Collected data entries:
+---+

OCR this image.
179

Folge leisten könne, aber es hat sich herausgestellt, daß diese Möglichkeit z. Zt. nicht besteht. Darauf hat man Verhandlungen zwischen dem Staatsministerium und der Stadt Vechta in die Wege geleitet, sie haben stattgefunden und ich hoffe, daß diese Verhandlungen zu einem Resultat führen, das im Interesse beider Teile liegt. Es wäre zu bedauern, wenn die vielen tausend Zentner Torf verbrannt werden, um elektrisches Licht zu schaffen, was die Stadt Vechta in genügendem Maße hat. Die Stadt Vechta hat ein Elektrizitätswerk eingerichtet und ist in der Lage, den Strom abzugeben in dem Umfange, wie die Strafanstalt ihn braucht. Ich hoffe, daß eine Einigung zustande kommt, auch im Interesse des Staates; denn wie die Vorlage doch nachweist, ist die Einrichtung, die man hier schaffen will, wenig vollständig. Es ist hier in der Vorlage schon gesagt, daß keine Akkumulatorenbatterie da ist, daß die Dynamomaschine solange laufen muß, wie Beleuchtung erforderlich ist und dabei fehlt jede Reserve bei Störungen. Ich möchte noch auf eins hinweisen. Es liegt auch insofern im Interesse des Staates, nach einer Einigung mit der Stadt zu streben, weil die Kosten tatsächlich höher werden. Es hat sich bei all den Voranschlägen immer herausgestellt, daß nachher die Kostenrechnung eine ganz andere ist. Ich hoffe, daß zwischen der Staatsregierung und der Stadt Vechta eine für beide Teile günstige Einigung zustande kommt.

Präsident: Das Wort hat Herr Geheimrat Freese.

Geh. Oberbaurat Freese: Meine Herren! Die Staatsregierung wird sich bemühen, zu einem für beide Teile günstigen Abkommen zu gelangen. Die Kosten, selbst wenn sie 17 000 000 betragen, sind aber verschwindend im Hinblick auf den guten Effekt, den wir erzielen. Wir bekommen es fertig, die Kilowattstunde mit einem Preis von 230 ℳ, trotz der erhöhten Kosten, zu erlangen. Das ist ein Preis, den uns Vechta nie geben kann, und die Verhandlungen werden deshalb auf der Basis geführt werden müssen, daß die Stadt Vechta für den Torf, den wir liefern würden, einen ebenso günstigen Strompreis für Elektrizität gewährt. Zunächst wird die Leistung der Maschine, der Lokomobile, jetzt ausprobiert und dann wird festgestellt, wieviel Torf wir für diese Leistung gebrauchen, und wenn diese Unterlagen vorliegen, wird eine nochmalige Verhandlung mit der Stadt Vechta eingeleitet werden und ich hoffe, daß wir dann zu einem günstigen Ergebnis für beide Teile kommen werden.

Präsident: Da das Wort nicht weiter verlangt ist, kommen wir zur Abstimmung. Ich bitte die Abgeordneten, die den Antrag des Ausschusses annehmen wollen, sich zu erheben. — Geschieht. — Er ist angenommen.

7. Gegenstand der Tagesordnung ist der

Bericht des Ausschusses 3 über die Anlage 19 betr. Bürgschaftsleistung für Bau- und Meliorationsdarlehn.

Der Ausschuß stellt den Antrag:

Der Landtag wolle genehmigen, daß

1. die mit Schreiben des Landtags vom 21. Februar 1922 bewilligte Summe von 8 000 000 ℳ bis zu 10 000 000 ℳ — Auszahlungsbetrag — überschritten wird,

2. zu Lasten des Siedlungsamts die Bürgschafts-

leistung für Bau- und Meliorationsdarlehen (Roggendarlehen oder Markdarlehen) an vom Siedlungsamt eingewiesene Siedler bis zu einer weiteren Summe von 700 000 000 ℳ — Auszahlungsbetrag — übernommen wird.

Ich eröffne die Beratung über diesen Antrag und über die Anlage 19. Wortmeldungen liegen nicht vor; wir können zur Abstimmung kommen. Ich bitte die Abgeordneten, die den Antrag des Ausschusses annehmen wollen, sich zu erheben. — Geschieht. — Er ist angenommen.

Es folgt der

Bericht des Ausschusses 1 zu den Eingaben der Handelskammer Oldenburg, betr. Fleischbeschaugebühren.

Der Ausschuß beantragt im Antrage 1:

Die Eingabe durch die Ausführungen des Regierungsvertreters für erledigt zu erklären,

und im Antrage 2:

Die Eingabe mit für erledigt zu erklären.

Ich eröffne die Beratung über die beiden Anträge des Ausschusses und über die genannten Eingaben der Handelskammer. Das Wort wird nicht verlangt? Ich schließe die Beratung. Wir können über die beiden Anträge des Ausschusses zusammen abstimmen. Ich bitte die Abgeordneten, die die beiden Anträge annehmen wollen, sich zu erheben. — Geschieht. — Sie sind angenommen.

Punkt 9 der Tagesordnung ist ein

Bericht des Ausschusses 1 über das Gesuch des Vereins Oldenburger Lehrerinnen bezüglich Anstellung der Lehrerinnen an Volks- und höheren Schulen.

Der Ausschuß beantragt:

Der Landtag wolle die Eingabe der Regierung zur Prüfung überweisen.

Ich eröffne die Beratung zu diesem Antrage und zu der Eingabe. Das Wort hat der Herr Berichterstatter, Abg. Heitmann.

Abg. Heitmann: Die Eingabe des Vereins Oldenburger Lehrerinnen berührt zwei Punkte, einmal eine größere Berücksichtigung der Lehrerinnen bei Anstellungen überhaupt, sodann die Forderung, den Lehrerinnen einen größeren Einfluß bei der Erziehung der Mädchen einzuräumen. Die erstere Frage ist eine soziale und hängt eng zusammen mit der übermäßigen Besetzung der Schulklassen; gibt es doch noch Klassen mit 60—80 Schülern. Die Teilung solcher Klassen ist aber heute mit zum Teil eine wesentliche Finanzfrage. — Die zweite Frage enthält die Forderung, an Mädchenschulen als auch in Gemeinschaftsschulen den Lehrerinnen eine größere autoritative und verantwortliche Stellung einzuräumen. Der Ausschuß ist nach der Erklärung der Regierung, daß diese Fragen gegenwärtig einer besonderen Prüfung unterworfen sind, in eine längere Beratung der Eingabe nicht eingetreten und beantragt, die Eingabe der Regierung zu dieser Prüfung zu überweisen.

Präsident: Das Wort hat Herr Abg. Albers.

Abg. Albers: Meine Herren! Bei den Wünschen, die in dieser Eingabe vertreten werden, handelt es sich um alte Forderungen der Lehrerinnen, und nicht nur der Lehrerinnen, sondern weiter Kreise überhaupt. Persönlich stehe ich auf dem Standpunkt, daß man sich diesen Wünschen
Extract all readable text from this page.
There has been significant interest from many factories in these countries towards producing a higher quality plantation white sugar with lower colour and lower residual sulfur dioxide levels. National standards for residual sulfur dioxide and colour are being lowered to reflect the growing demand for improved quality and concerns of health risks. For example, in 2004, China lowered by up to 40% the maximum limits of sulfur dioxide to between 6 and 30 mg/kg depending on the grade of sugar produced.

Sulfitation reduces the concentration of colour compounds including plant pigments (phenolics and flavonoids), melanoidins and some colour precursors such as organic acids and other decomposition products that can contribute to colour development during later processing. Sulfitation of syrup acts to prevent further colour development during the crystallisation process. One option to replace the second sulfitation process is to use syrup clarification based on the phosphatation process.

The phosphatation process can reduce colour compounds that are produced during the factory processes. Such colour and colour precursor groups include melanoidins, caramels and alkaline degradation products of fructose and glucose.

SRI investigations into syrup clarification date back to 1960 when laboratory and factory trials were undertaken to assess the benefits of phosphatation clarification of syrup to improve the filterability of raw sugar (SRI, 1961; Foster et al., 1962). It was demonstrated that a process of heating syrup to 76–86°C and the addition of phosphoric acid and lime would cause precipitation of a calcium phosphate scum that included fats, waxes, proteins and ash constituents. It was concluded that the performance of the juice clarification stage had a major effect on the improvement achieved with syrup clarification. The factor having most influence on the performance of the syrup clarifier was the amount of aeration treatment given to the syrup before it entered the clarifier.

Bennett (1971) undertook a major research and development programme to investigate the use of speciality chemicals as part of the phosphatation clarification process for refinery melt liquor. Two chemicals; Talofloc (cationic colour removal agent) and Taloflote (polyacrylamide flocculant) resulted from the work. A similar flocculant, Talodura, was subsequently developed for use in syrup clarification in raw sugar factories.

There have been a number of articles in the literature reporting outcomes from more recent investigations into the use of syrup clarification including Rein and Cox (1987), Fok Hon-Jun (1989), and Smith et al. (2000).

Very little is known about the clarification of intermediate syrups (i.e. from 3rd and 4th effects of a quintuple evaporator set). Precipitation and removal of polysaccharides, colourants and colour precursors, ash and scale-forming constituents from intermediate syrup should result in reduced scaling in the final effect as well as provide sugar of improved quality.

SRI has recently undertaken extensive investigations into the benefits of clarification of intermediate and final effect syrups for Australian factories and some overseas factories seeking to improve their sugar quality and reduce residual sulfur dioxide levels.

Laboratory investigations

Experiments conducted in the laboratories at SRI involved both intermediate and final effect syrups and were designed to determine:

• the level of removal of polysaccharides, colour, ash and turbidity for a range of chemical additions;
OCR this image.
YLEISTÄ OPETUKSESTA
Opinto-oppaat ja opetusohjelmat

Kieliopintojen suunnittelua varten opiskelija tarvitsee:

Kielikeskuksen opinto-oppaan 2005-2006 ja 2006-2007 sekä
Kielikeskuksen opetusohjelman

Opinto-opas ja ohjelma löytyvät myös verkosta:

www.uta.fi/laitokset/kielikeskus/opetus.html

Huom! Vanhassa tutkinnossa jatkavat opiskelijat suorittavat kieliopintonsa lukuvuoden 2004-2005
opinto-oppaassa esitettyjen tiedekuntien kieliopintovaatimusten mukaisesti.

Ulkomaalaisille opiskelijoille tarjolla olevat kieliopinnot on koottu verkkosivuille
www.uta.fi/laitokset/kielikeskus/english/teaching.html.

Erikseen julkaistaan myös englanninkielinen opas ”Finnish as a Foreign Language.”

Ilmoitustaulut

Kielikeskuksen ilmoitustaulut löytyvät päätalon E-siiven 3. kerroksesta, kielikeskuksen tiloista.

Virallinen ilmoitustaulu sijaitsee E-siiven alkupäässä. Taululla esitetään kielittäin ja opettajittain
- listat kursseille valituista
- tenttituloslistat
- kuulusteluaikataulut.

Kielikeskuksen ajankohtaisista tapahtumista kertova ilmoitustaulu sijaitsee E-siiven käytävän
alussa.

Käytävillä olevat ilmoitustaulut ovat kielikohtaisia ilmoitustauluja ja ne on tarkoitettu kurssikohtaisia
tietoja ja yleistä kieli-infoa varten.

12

+---+

Where does the word "Vereins" occur in the data? Copy every line that has it.

REPLY:
Bericht des Ausschusses 1 über das Gesuch des Vereins Oldenburger Lehrerinnen bezüglich Anstellung der Lehrerinnen an Volks- und höheren Schulen.
Abg. Heitmann: Die Eingabe des Vereins Oldenburger Lehrerinnen berührt zwei Punkte, einmal eine größere Berücksichtigung der Lehrerinnen bei Anstellungen überhaupt, sodann die Forderung, den Lehrerinnen einen größeren Einfluß bei der Erziehung der Mädchen einzuräumen. Die erstere Frage ist eine soziale und hängt eng zusammen mit der übermäßigen Besetzung der Schulklassen; gibt es doch noch Klassen mit 60—80 Schülern. Die Teilung solcher Klassen ist aber heute mit zum Teil eine wesentliche Finanzfrage. — Die zweite Frage enthält die Forderung, an Mädchenschulen als auch in Gemeinschaftsschulen den Lehrerinnen eine größere autoritative und verantwortliche Stellung einzuräumen. Der Ausschuß ist nach der Erklärung der Regierung, daß diese Fragen gegenwärtig einer besonderen Prüfung unterworfen sind, in eine längere Beratung der Eingabe nicht eingetreten und beantragt, die Eingabe der Regierung zu dieser Prüfung zu überweisen.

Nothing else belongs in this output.